[Stored dataset items]

****************************************

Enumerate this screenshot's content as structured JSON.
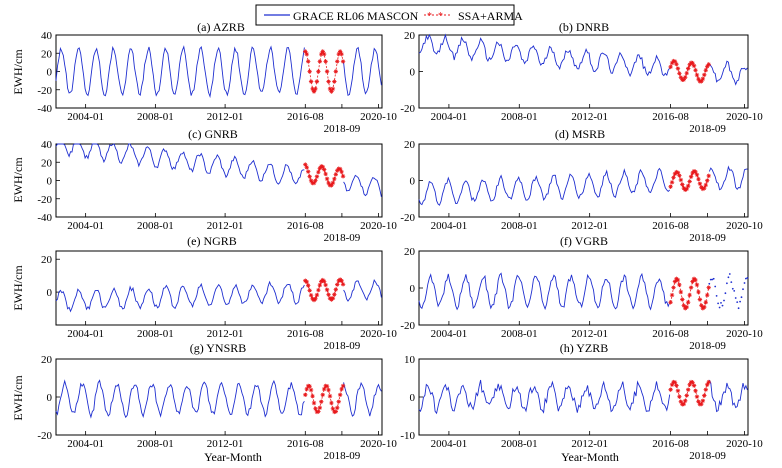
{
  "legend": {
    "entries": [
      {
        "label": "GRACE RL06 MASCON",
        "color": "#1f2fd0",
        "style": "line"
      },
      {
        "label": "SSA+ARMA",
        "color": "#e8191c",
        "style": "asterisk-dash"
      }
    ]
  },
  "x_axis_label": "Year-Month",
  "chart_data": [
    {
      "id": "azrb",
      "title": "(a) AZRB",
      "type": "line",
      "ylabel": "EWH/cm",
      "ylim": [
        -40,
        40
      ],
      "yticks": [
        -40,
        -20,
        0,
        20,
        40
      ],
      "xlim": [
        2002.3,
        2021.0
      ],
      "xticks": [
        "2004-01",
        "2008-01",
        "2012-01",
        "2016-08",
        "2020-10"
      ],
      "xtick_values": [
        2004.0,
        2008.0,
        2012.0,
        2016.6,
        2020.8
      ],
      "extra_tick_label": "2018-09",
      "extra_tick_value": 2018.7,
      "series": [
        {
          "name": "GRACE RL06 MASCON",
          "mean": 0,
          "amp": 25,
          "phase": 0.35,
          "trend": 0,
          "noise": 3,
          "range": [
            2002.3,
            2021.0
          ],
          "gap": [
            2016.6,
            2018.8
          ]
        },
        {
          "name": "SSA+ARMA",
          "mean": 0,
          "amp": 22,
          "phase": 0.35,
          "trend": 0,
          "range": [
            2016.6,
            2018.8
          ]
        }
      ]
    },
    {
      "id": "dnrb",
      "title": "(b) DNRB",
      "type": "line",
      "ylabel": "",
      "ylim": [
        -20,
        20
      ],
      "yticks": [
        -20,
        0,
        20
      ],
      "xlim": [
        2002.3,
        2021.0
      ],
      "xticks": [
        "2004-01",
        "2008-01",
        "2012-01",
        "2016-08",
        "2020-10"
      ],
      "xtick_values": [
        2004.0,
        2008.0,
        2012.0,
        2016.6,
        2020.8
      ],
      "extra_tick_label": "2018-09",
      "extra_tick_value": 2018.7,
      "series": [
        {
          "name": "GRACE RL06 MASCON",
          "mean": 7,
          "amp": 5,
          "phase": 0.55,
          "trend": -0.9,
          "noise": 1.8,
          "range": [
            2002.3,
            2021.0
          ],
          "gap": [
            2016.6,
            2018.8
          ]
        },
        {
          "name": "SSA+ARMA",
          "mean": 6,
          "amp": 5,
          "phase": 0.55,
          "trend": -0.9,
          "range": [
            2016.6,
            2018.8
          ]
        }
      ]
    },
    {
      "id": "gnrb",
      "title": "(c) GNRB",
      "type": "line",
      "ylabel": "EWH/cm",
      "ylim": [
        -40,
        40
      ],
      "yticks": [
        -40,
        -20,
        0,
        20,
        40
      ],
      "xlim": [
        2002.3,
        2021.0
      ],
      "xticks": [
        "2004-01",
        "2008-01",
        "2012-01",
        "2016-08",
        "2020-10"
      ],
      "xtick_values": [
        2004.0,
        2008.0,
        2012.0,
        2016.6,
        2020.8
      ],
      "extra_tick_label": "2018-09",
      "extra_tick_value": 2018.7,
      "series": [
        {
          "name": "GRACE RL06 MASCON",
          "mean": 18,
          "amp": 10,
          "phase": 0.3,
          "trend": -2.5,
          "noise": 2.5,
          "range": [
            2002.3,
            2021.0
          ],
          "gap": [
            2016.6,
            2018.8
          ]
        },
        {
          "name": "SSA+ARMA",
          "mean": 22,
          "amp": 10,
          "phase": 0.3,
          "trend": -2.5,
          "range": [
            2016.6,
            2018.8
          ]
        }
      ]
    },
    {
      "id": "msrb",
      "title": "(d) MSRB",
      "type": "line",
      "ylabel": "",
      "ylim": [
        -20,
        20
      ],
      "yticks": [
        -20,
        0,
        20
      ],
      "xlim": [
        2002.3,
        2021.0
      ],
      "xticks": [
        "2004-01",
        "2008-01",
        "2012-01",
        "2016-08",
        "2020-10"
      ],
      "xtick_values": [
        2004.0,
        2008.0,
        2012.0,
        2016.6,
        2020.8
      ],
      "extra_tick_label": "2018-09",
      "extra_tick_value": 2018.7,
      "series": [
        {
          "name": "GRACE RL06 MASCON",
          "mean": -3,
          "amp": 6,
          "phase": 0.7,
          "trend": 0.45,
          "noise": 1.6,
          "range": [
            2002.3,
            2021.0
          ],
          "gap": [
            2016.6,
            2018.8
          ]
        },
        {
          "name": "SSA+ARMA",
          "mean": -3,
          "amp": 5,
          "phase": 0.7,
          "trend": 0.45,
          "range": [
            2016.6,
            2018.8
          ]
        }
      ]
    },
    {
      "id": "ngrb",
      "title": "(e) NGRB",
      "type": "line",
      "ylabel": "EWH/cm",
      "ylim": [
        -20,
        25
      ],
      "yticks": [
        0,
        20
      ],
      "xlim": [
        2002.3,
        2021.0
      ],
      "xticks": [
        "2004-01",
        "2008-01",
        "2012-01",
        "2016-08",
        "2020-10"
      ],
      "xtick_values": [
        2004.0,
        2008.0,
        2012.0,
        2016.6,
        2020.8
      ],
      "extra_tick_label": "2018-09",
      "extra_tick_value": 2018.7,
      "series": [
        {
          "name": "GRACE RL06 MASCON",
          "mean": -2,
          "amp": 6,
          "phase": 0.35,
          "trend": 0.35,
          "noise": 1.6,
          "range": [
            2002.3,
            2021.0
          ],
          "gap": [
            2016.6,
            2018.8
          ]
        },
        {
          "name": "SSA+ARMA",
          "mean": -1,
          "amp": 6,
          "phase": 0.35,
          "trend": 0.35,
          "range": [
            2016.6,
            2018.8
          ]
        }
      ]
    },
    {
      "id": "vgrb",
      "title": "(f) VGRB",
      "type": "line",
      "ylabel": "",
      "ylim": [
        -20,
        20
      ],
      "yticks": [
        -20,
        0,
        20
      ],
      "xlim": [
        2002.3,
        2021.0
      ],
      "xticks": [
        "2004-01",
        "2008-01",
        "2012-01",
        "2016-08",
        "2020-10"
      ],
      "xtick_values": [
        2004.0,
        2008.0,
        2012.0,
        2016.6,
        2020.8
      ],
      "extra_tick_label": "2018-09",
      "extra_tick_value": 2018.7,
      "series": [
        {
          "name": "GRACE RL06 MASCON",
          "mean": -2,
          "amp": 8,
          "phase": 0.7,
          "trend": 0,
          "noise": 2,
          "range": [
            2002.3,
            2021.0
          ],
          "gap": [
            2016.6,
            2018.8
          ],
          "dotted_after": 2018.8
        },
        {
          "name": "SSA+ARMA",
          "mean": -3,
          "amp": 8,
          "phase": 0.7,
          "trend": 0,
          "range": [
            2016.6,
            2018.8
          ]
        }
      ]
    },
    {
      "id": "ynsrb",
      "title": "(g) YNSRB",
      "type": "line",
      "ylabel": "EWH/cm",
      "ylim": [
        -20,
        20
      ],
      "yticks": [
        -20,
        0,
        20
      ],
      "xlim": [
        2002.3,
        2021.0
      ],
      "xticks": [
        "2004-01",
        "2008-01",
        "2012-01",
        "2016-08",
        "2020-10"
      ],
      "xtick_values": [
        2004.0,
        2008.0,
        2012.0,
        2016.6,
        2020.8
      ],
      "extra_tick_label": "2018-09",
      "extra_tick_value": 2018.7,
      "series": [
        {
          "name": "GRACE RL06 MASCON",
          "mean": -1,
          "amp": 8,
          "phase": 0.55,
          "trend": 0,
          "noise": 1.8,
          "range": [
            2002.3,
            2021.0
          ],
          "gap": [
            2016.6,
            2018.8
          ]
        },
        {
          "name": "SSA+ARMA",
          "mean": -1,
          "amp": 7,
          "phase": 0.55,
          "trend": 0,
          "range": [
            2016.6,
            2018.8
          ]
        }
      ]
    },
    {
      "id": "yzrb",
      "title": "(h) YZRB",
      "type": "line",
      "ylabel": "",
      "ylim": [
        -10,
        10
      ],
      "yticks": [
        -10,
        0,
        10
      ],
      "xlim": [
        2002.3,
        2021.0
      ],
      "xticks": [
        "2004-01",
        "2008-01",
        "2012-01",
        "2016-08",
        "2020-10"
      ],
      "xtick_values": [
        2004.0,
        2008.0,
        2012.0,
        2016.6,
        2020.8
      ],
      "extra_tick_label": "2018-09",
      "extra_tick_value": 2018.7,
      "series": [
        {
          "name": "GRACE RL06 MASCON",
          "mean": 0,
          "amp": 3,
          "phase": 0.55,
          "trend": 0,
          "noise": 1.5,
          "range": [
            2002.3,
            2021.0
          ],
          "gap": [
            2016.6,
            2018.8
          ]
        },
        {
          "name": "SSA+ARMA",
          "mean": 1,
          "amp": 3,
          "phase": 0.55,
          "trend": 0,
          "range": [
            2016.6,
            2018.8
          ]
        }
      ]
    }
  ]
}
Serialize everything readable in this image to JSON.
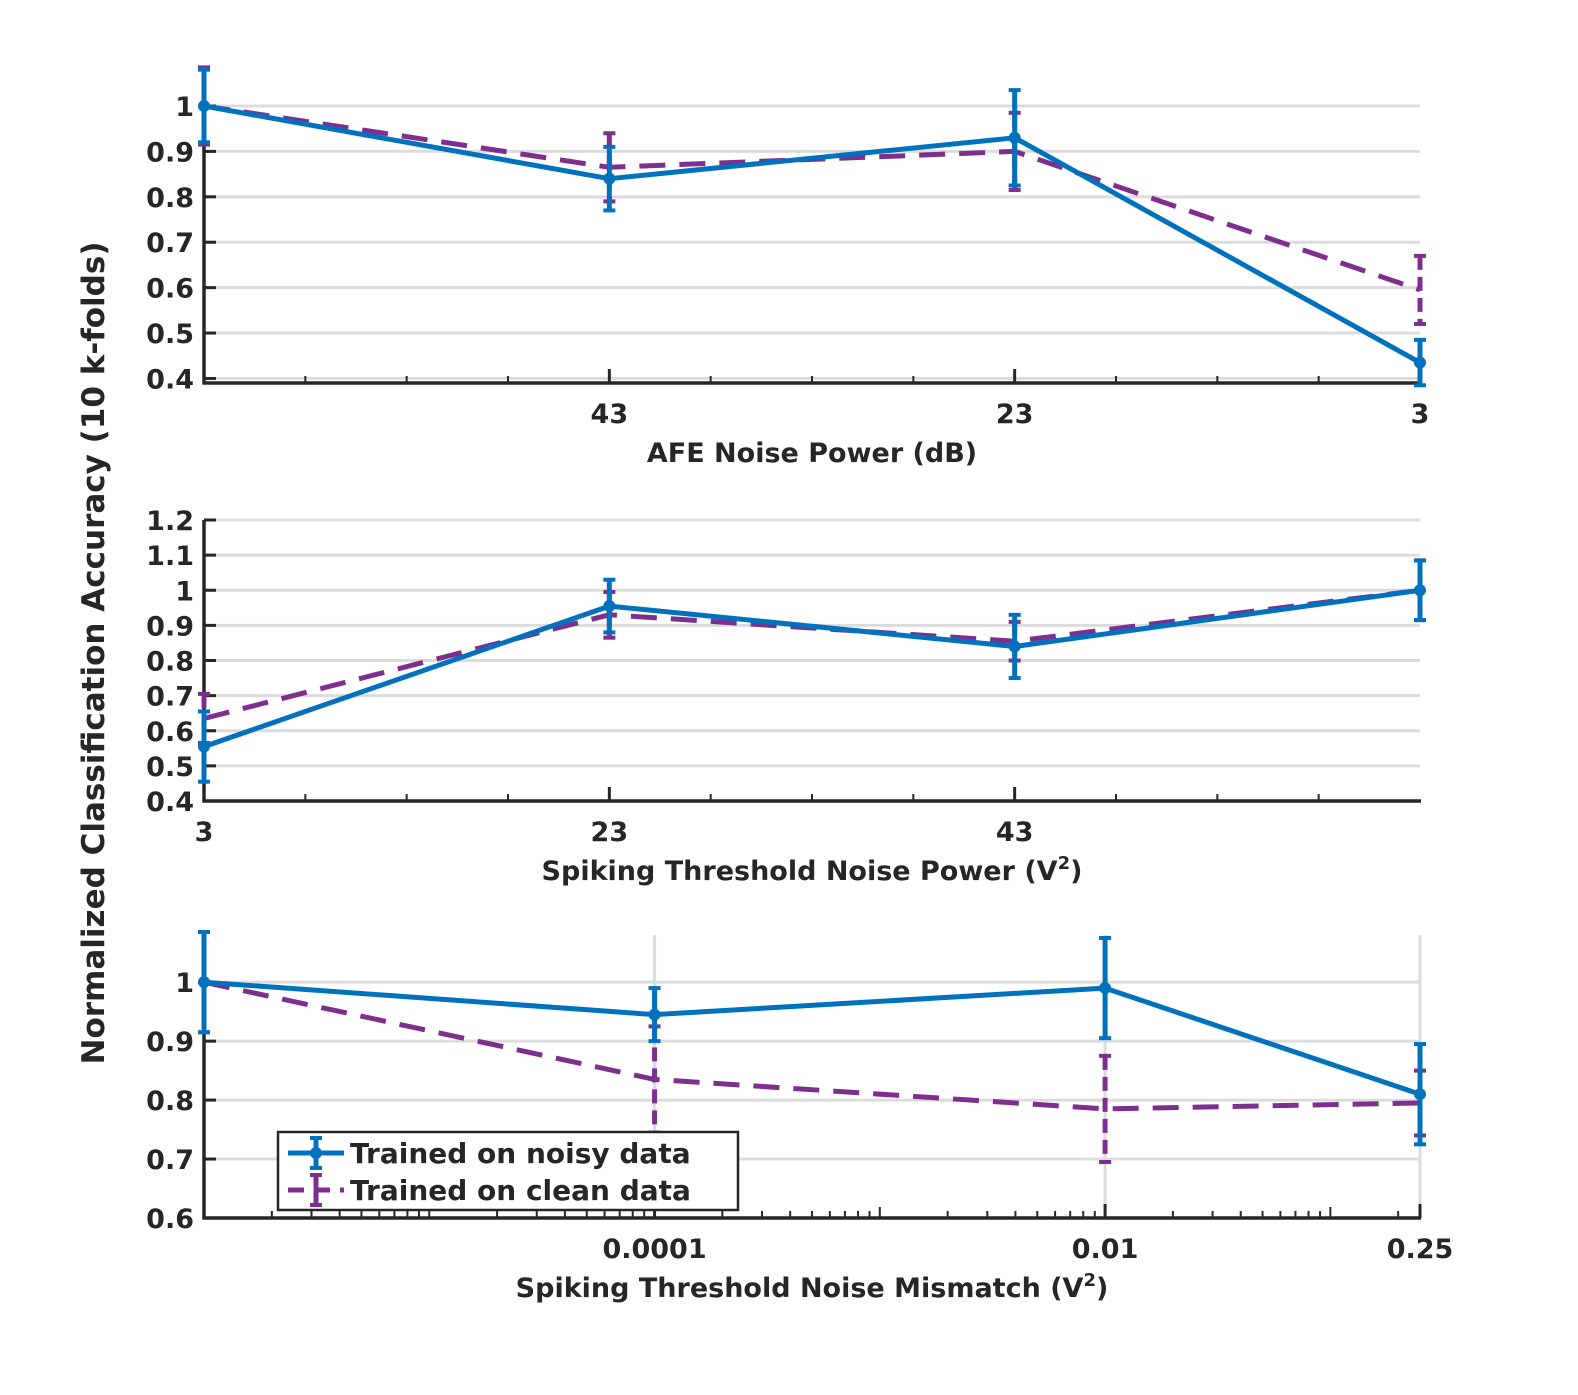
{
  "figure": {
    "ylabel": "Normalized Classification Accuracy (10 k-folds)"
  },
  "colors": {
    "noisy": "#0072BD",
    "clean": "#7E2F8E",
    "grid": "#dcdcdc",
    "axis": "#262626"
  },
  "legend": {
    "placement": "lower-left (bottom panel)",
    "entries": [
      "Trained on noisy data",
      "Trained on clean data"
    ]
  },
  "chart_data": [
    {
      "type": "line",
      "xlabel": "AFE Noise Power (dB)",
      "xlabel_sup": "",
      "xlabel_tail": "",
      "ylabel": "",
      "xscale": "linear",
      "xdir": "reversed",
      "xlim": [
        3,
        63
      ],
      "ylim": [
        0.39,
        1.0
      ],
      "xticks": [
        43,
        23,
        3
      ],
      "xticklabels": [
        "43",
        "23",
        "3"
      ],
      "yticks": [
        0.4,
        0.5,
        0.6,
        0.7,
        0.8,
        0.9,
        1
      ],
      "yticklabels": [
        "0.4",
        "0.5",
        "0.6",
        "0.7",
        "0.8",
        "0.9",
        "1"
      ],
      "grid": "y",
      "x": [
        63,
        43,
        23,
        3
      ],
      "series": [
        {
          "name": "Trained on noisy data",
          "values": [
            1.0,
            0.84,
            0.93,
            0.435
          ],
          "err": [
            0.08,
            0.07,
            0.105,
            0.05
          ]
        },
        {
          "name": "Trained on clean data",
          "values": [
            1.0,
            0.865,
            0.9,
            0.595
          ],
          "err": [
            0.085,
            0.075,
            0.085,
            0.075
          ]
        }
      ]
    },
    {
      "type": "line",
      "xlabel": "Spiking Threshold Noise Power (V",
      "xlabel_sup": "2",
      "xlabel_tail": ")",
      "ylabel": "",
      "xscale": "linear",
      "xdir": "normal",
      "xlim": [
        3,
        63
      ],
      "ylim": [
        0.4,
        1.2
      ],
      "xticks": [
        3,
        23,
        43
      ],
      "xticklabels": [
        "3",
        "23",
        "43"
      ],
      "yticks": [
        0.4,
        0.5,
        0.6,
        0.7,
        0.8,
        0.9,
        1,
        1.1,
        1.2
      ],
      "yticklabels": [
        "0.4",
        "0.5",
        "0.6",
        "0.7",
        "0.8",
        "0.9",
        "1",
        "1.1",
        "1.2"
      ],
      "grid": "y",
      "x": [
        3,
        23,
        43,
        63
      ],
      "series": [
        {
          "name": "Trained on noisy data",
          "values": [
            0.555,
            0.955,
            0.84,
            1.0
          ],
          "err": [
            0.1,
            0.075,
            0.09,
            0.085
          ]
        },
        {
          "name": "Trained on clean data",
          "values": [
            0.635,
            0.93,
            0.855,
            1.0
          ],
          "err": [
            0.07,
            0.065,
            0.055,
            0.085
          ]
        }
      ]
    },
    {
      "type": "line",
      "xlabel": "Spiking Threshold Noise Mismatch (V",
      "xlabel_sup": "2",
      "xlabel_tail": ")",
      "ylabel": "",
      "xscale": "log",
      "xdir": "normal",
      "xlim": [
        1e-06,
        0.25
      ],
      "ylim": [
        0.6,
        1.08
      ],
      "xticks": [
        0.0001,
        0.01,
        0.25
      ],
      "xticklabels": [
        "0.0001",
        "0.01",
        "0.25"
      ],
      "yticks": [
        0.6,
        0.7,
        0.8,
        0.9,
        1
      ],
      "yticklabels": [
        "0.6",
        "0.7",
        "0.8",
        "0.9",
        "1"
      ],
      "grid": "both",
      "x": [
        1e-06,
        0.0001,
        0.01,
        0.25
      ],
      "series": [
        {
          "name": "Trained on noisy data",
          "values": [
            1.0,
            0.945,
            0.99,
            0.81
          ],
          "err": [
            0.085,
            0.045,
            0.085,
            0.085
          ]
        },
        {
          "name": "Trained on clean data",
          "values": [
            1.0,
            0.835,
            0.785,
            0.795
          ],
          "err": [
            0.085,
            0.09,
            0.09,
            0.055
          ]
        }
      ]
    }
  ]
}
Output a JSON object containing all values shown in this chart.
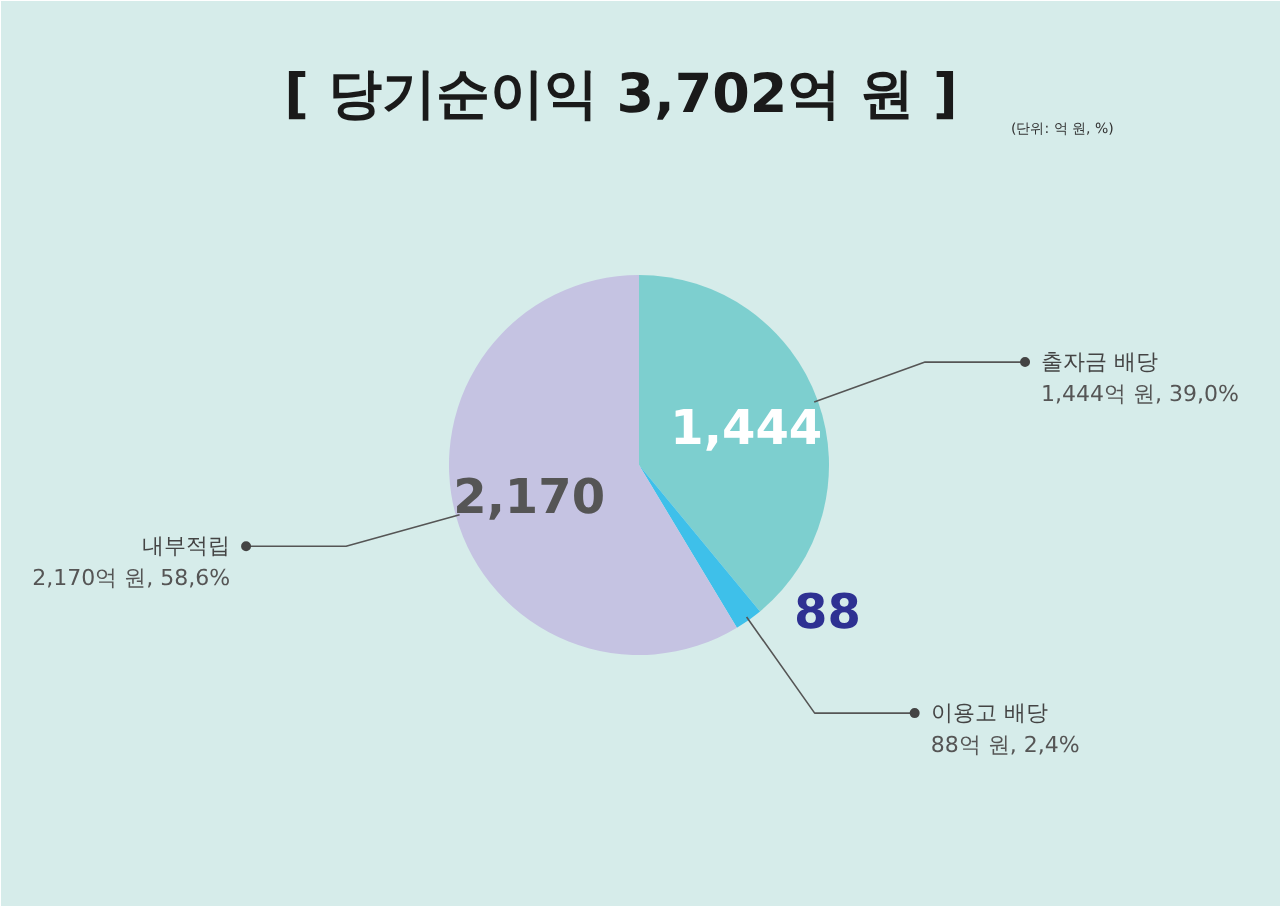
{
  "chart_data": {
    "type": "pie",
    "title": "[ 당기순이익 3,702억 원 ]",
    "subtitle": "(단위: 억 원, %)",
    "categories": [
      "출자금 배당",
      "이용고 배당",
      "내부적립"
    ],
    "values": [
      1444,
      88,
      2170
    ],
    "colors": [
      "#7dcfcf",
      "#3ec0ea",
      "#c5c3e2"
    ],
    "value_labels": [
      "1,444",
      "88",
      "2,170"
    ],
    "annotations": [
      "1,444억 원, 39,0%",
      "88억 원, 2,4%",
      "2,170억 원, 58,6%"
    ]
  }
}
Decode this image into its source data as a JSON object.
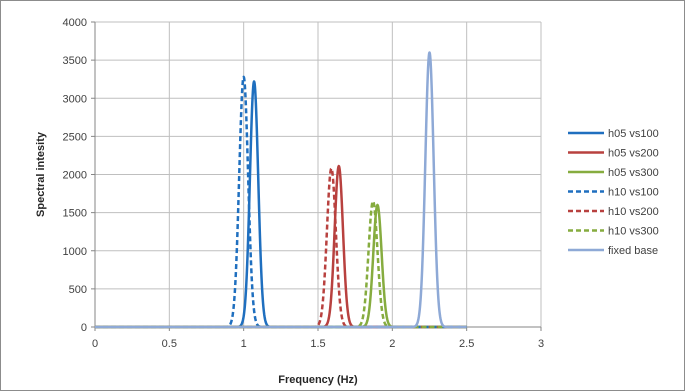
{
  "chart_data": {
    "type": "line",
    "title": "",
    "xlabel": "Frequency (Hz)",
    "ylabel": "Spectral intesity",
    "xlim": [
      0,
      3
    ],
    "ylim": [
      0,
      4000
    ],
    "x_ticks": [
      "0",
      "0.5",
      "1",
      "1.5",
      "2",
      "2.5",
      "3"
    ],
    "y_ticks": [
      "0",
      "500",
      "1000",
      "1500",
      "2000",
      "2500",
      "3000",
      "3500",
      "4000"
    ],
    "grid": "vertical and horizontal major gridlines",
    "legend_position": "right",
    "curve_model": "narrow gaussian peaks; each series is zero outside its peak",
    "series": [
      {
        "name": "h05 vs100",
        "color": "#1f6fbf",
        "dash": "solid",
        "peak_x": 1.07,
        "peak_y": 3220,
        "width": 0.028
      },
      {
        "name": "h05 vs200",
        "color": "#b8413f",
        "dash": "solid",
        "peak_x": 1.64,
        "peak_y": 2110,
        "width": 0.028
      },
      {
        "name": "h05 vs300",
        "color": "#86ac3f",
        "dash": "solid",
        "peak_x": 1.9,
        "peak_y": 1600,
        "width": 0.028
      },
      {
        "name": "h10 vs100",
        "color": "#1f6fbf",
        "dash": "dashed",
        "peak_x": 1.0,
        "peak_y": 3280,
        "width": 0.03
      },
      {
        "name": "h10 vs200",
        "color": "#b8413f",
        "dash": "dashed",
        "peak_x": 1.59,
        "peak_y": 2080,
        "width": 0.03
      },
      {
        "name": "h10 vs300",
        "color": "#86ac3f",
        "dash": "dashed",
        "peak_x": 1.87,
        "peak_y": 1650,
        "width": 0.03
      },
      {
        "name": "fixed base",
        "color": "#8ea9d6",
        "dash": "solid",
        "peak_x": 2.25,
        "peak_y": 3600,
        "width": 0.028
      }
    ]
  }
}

****************************************

Identify the lines in the entries above that contain "JSON", then copy them out.

Enumerate this screenshot's content as structured JSON.
Serialize everything readable in this image to JSON.
Output a JSON object containing all values shown in this chart.
Decode this image into its source data as a JSON object.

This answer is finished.